◆ **DATA PROVIDED**:
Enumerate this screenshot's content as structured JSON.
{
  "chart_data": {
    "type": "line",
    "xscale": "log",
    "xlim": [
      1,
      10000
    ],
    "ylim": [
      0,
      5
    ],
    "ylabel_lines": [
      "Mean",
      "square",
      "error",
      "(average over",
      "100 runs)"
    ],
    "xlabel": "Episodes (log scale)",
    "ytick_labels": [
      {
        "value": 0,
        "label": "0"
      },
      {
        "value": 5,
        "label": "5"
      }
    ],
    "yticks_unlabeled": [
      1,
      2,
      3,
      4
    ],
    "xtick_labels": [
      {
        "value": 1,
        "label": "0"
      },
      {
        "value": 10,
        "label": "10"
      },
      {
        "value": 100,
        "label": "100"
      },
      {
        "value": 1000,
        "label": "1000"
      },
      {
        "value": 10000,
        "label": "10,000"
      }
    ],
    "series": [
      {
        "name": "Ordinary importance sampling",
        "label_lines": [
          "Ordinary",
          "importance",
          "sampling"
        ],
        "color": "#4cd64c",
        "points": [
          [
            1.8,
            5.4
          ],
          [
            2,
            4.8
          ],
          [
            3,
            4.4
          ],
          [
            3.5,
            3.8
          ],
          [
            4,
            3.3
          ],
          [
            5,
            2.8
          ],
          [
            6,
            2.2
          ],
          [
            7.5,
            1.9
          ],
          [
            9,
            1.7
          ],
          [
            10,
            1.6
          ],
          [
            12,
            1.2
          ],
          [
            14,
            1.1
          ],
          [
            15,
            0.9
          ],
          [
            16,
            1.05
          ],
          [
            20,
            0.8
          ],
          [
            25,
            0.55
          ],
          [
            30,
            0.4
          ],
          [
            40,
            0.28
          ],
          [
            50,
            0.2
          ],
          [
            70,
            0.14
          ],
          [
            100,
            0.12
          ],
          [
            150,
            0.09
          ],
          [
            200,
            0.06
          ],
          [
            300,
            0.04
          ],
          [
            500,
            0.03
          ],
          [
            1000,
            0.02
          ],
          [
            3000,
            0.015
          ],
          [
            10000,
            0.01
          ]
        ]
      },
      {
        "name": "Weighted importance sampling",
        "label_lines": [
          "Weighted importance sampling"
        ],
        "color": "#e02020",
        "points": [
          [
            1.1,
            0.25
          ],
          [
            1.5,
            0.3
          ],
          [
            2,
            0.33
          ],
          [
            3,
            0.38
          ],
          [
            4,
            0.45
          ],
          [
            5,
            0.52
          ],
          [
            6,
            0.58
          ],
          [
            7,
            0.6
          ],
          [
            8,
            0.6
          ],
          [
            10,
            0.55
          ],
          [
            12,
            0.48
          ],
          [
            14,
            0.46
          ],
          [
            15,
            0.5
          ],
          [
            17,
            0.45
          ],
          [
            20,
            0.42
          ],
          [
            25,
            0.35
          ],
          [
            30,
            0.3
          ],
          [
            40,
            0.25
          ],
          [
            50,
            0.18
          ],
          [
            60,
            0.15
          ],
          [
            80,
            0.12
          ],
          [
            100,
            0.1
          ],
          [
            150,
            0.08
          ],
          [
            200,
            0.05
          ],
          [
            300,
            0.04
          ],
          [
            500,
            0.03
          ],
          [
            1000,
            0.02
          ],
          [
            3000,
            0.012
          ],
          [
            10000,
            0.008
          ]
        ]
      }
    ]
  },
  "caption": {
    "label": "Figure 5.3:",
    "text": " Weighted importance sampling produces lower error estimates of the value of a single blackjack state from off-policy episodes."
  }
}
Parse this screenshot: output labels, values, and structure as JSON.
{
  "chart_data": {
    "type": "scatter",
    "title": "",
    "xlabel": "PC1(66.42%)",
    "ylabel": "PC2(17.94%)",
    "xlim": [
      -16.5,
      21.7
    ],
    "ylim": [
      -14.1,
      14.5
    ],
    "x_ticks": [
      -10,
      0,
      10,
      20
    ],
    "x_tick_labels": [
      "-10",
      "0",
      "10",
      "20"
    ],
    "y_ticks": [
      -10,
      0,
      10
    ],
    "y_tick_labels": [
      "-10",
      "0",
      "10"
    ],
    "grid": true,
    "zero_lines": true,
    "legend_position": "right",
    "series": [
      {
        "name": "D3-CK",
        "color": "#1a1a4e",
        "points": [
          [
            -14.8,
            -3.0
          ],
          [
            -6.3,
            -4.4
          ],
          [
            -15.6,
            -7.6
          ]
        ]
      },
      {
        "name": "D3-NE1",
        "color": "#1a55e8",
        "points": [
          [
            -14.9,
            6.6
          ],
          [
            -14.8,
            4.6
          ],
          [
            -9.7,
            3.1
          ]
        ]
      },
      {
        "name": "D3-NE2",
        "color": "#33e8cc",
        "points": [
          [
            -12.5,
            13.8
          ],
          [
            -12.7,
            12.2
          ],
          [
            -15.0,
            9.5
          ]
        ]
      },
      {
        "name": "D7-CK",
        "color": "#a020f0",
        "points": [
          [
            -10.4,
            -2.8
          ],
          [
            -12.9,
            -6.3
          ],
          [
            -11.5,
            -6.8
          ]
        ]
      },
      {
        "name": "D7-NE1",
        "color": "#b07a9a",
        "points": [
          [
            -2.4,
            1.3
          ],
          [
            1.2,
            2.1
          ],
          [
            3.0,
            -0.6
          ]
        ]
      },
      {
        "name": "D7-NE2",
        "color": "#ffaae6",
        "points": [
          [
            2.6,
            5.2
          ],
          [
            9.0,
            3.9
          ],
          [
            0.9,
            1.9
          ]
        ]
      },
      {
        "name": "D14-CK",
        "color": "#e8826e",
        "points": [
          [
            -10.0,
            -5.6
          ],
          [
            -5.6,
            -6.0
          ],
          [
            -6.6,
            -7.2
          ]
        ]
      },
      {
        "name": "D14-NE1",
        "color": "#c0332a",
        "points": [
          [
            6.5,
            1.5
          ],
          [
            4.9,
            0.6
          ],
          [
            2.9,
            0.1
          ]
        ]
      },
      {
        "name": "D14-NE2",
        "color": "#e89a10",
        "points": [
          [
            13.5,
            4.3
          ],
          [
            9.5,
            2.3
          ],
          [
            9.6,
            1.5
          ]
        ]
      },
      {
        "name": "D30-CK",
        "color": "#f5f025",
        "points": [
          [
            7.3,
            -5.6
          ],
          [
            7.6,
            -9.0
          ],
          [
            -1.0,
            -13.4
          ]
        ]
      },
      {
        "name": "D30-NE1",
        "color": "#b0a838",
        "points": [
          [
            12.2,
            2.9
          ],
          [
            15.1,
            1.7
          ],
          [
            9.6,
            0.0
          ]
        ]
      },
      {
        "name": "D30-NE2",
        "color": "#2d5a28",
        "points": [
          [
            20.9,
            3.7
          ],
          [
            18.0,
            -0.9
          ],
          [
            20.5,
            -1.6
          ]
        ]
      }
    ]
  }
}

◆ **WHAT IS NEEDED**: Copy every line in the records above that contains the word "JSON".

◆ **OUTPUT OF THE TASK**:
Enumerate this screenshot's content as structured JSON.
Parse this screenshot: output labels, values, and structure as JSON.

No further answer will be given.